(Collection entries)
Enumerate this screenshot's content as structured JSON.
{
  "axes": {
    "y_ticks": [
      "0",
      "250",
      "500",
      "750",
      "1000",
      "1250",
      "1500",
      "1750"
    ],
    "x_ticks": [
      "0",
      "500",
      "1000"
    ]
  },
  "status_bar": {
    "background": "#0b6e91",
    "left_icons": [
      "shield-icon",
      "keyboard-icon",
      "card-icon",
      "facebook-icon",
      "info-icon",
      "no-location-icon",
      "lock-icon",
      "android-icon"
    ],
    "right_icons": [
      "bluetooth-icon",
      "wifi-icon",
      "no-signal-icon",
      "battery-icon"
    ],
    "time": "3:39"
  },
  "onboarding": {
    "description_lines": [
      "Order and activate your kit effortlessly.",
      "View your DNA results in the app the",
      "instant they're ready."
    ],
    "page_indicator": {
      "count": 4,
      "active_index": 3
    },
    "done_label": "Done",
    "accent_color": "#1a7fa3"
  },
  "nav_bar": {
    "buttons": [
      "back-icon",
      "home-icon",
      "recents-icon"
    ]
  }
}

# INSTRUCTIONS FOR THE TASK
Quote each line of the data above exactly as written.

# RESPONSE TO THIS EXERCISE
Enumerate this screenshot's content as structured JSON.
{
  "axes": {
    "y_ticks": [
      "0",
      "250",
      "500",
      "750",
      "1000",
      "1250",
      "1500",
      "1750"
    ],
    "x_ticks": [
      "0",
      "500",
      "1000"
    ]
  },
  "status_bar": {
    "background": "#0b6e91",
    "left_icons": [
      "shield-icon",
      "keyboard-icon",
      "card-icon",
      "facebook-icon",
      "info-icon",
      "no-location-icon",
      "lock-icon",
      "android-icon"
    ],
    "right_icons": [
      "bluetooth-icon",
      "wifi-icon",
      "no-signal-icon",
      "battery-icon"
    ],
    "time": "3:39"
  },
  "onboarding": {
    "description_lines": [
      "Order and activate your kit effortlessly.",
      "View your DNA results in the app the",
      "instant they're ready."
    ],
    "page_indicator": {
      "count": 4,
      "active_index": 3
    },
    "done_label": "Done",
    "accent_color": "#1a7fa3"
  },
  "nav_bar": {
    "buttons": [
      "back-icon",
      "home-icon",
      "recents-icon"
    ]
  }
}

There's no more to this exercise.